TASK PROMPT:
Omit all pictures and give the records below again exactly as written.

DATA SHOWN:
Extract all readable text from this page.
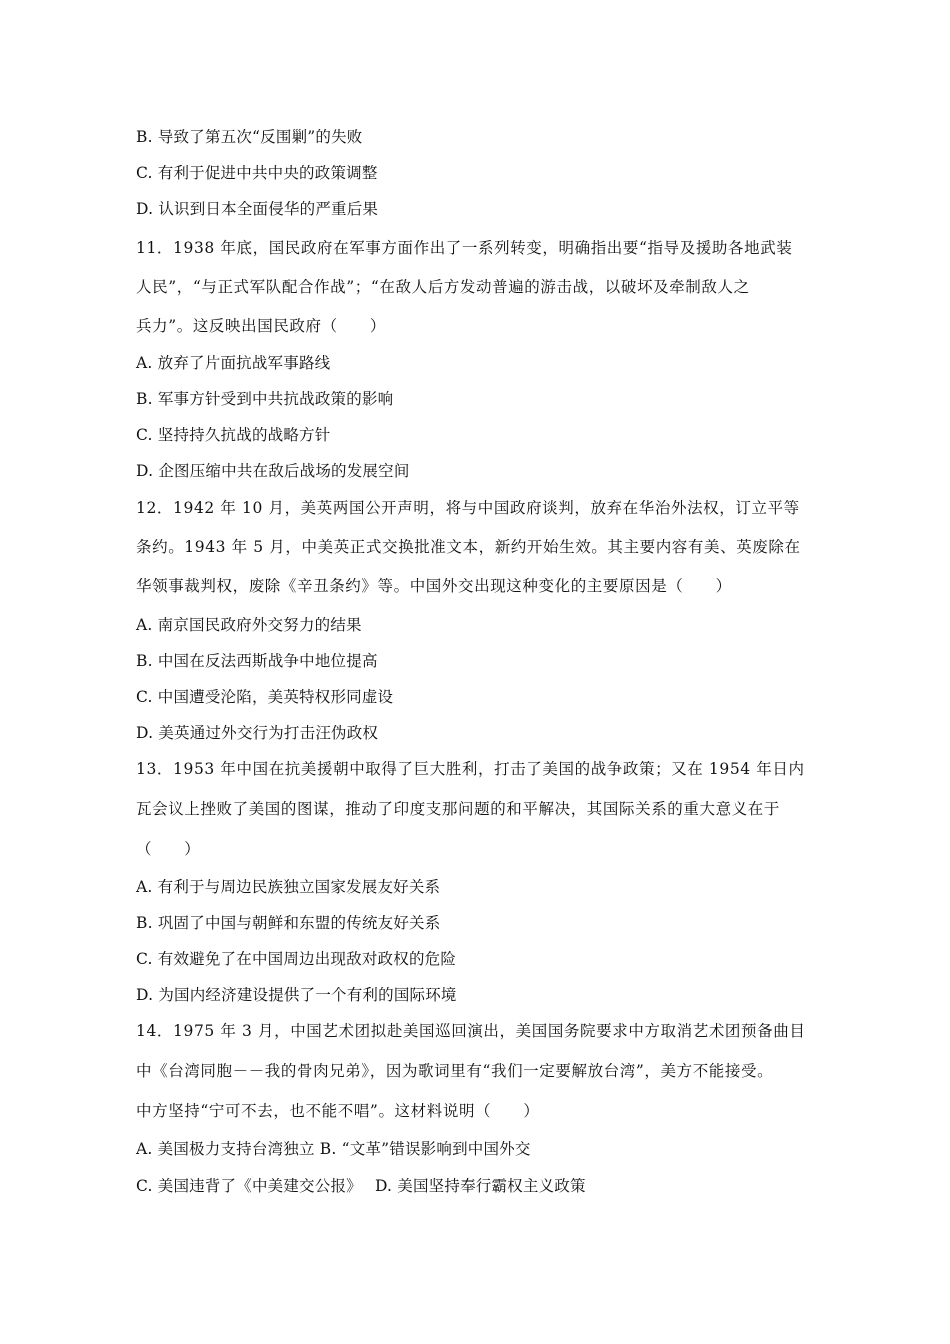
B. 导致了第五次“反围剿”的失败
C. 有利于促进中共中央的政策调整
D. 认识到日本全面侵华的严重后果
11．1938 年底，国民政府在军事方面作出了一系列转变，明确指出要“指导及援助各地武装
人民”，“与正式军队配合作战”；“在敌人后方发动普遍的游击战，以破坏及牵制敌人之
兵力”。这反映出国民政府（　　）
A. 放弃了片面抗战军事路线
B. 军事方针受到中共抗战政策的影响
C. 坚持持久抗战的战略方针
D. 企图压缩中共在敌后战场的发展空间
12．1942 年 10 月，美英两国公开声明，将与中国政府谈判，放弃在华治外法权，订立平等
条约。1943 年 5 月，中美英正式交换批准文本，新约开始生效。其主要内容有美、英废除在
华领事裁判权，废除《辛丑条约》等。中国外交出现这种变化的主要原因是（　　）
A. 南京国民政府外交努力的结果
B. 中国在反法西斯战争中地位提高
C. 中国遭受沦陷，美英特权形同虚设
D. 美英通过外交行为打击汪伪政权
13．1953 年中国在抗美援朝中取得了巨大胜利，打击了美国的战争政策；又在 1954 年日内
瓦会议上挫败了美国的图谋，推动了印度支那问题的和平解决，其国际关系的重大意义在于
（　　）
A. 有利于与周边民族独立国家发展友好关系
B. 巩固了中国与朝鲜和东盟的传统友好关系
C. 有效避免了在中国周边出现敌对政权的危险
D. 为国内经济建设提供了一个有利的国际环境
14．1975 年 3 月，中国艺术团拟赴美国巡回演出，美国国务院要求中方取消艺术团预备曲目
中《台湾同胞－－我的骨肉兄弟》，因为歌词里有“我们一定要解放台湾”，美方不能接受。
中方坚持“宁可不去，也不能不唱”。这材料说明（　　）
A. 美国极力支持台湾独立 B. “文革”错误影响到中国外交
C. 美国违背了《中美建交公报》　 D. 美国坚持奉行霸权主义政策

RESULT:
Extract all readable text from this page.
B. 导致了第五次“反围剿”的失败
C. 有利于促进中共中央的政策调整
D. 认识到日本全面侵华的严重后果
11．1938 年底，国民政府在军事方面作出了一系列转变，明确指出要“指导及援助各地武装
人民”，“与正式军队配合作战”；“在敌人后方发动普遍的游击战，以破坏及牵制敌人之
兵力”。这反映出国民政府（　　）
A. 放弃了片面抗战军事路线
B. 军事方针受到中共抗战政策的影响
C. 坚持持久抗战的战略方针
D. 企图压缩中共在敌后战场的发展空间
12．1942 年 10 月，美英两国公开声明，将与中国政府谈判，放弃在华治外法权，订立平等
条约。1943 年 5 月，中美英正式交换批准文本，新约开始生效。其主要内容有美、英废除在
华领事裁判权，废除《辛丑条约》等。中国外交出现这种变化的主要原因是（　　）
A. 南京国民政府外交努力的结果
B. 中国在反法西斯战争中地位提高
C. 中国遭受沦陷，美英特权形同虚设
D. 美英通过外交行为打击汪伪政权
13．1953 年中国在抗美援朝中取得了巨大胜利，打击了美国的战争政策；又在 1954 年日内
瓦会议上挫败了美国的图谋，推动了印度支那问题的和平解决，其国际关系的重大意义在于
（　　）
A. 有利于与周边民族独立国家发展友好关系
B. 巩固了中国与朝鲜和东盟的传统友好关系
C. 有效避免了在中国周边出现敌对政权的危险
D. 为国内经济建设提供了一个有利的国际环境
14．1975 年 3 月，中国艺术团拟赴美国巡回演出，美国国务院要求中方取消艺术团预备曲目
中《台湾同胞－－我的骨肉兄弟》，因为歌词里有“我们一定要解放台湾”，美方不能接受。
中方坚持“宁可不去，也不能不唱”。这材料说明（　　）
A. 美国极力支持台湾独立 B. “文革”错误影响到中国外交
C. 美国违背了《中美建交公报》　 D. 美国坚持奉行霸权主义政策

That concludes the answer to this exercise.